··· Dataset rows

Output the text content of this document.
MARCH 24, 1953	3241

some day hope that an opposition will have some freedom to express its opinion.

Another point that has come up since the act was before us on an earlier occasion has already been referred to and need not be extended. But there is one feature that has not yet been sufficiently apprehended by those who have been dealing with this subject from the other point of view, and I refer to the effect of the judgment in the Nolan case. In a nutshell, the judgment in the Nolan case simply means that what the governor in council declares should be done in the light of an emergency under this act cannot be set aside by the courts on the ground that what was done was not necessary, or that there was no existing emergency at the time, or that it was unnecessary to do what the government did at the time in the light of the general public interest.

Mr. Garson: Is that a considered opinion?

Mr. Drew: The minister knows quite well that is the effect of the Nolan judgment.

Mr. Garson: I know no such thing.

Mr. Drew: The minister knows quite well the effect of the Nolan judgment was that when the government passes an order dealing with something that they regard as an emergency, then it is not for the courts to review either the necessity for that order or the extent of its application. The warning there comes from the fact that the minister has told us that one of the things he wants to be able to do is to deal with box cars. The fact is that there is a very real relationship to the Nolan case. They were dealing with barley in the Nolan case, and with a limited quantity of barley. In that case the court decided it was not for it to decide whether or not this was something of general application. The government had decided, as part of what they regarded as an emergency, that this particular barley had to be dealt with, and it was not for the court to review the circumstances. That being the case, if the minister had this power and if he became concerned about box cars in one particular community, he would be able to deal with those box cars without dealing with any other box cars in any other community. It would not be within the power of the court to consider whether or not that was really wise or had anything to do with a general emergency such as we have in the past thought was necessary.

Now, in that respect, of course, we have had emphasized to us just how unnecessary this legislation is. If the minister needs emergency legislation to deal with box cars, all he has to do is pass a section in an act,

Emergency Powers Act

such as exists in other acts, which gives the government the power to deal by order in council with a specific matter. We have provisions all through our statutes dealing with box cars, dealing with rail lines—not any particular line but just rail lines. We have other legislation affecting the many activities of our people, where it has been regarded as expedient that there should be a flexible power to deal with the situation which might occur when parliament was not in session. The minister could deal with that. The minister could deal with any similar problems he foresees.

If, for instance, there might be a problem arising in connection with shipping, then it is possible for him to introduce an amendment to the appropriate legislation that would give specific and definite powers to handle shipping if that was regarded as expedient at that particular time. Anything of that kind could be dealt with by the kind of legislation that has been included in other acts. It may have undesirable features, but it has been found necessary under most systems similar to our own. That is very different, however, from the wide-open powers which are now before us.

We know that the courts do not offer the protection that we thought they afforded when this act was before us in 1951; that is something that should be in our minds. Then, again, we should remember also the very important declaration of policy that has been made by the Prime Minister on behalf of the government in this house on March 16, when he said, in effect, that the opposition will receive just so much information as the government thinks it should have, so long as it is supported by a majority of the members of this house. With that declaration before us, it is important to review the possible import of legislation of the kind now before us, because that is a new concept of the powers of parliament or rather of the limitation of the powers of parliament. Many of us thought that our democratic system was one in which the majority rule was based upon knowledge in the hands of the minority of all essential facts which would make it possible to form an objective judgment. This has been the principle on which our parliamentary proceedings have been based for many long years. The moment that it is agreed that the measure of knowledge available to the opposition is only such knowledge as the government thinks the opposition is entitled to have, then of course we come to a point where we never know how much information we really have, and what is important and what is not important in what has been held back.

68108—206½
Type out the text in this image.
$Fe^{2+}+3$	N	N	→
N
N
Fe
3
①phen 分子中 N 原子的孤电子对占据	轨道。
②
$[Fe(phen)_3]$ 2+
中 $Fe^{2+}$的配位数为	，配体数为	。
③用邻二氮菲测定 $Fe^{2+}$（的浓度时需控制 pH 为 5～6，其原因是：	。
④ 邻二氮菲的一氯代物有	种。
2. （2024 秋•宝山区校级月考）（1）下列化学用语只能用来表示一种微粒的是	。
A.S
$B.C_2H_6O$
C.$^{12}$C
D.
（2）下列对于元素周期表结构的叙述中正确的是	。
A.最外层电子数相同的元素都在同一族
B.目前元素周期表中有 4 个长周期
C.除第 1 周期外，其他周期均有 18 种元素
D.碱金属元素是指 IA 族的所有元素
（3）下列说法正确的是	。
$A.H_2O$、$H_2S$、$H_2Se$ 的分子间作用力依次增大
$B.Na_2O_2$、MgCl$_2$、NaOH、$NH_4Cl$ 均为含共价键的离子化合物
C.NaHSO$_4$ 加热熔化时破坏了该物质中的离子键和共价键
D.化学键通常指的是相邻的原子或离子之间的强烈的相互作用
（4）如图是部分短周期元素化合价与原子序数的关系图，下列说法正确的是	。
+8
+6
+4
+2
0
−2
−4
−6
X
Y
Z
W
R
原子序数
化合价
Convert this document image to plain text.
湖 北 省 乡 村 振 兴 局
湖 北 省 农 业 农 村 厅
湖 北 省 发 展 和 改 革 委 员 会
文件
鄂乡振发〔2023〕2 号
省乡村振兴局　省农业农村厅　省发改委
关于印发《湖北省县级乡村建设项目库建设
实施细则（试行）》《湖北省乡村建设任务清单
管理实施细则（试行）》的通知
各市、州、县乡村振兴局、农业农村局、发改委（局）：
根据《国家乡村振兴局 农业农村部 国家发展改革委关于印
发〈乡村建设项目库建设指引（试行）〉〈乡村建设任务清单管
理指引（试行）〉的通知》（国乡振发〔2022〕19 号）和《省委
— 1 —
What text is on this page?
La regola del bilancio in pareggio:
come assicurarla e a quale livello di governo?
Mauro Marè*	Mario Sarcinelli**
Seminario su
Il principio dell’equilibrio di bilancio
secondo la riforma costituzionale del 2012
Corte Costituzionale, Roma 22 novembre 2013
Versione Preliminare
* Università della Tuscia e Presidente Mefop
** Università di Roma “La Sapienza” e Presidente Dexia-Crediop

······

→ **What to produce**
Reproduce the material above, every line of it, exactly.

→ **Final result**
Output the text content of this document.
MARCH 24, 1953	3241

some day hope that an opposition will have some freedom to express its opinion.

Another point that has come up since the act was before us on an earlier occasion has already been referred to and need not be extended. But there is one feature that has not yet been sufficiently apprehended by those who have been dealing with this subject from the other point of view, and I refer to the effect of the judgment in the Nolan case. In a nutshell, the judgment in the Nolan case simply means that what the governor in council declares should be done in the light of an emergency under this act cannot be set aside by the courts on the ground that what was done was not necessary, or that there was no existing emergency at the time, or that it was unnecessary to do what the government did at the time in the light of the general public interest.

Mr. Garson: Is that a considered opinion?

Mr. Drew: The minister knows quite well that is the effect of the Nolan judgment.

Mr. Garson: I know no such thing.

Mr. Drew: The minister knows quite well the effect of the Nolan judgment was that when the government passes an order dealing with something that they regard as an emergency, then it is not for the courts to review either the necessity for that order or the extent of its application. The warning there comes from the fact that the minister has told us that one of the things he wants to be able to do is to deal with box cars. The fact is that there is a very real relationship to the Nolan case. They were dealing with barley in the Nolan case, and with a limited quantity of barley. In that case the court decided it was not for it to decide whether or not this was something of general application. The government had decided, as part of what they regarded as an emergency, that this particular barley had to be dealt with, and it was not for the court to review the circumstances. That being the case, if the minister had this power and if he became concerned about box cars in one particular community, he would be able to deal with those box cars without dealing with any other box cars in any other community. It would not be within the power of the court to consider whether or not that was really wise or had anything to do with a general emergency such as we have in the past thought was necessary.

Now, in that respect, of course, we have had emphasized to us just how unnecessary this legislation is. If the minister needs emergency legislation to deal with box cars, all he has to do is pass a section in an act,

Emergency Powers Act

such as exists in other acts, which gives the government the power to deal by order in council with a specific matter. We have provisions all through our statutes dealing with box cars, dealing with rail lines—not any particular line but just rail lines. We have other legislation affecting the many activities of our people, where it has been regarded as expedient that there should be a flexible power to deal with the situation which might occur when parliament was not in session. The minister could deal with that. The minister could deal with any similar problems he foresees.

If, for instance, there might be a problem arising in connection with shipping, then it is possible for him to introduce an amendment to the appropriate legislation that would give specific and definite powers to handle shipping if that was regarded as expedient at that particular time. Anything of that kind could be dealt with by the kind of legislation that has been included in other acts. It may have undesirable features, but it has been found necessary under most systems similar to our own. That is very different, however, from the wide-open powers which are now before us.

We know that the courts do not offer the protection that we thought they afforded when this act was before us in 1951; that is something that should be in our minds. Then, again, we should remember also the very important declaration of policy that has been made by the Prime Minister on behalf of the government in this house on March 16, when he said, in effect, that the opposition will receive just so much information as the government thinks it should have, so long as it is supported by a majority of the members of this house. With that declaration before us, it is important to review the possible import of legislation of the kind now before us, because that is a new concept of the powers of parliament or rather of the limitation of the powers of parliament. Many of us thought that our democratic system was one in which the majority rule was based upon knowledge in the hands of the minority of all essential facts which would make it possible to form an objective judgment. This has been the principle on which our parliamentary proceedings have been based for many long years. The moment that it is agreed that the measure of knowledge available to the opposition is only such knowledge as the government thinks the opposition is entitled to have, then of course we come to a point where we never know how much information we really have, and what is important and what is not important in what has been held back.

68108—206½
Type out the text in this image.
$Fe^{2+}+3$	N	N	→
N
N
Fe
3
①phen 分子中 N 原子的孤电子对占据	轨道。
②
$[Fe(phen)_3]$ 2+
中 $Fe^{2+}$的配位数为	，配体数为	。
③用邻二氮菲测定 $Fe^{2+}$（的浓度时需控制 pH 为 5～6，其原因是：	。
④ 邻二氮菲的一氯代物有	种。
2. （2024 秋•宝山区校级月考）（1）下列化学用语只能用来表示一种微粒的是	。
A.S
$B.C_2H_6O$
C.$^{12}$C
D.
（2）下列对于元素周期表结构的叙述中正确的是	。
A.最外层电子数相同的元素都在同一族
B.目前元素周期表中有 4 个长周期
C.除第 1 周期外，其他周期均有 18 种元素
D.碱金属元素是指 IA 族的所有元素
（3）下列说法正确的是	。
$A.H_2O$、$H_2S$、$H_2Se$ 的分子间作用力依次增大
$B.Na_2O_2$、MgCl$_2$、NaOH、$NH_4Cl$ 均为含共价键的离子化合物
C.NaHSO$_4$ 加热熔化时破坏了该物质中的离子键和共价键
D.化学键通常指的是相邻的原子或离子之间的强烈的相互作用
（4）如图是部分短周期元素化合价与原子序数的关系图，下列说法正确的是	。
+8
+6
+4
+2
0
−2
−4
−6
X
Y
Z
W
R
原子序数
化合价
Convert this document image to plain text.
湖 北 省 乡 村 振 兴 局
湖 北 省 农 业 农 村 厅
湖 北 省 发 展 和 改 革 委 员 会
文件
鄂乡振发〔2023〕2 号
省乡村振兴局　省农业农村厅　省发改委
关于印发《湖北省县级乡村建设项目库建设
实施细则（试行）》《湖北省乡村建设任务清单
管理实施细则（试行）》的通知
各市、州、县乡村振兴局、农业农村局、发改委（局）：
根据《国家乡村振兴局 农业农村部 国家发展改革委关于印
发〈乡村建设项目库建设指引（试行）〉〈乡村建设任务清单管
理指引（试行）〉的通知》（国乡振发〔2022〕19 号）和《省委
— 1 —
What text is on this page?
La regola del bilancio in pareggio:
come assicurarla e a quale livello di governo?
Mauro Marè*	Mario Sarcinelli**
Seminario su
Il principio dell’equilibrio di bilancio
secondo la riforma costituzionale del 2012
Corte Costituzionale, Roma 22 novembre 2013
Versione Preliminare
* Università della Tuscia e Presidente Mefop
** Università di Roma “La Sapienza” e Presidente Dexia-Crediop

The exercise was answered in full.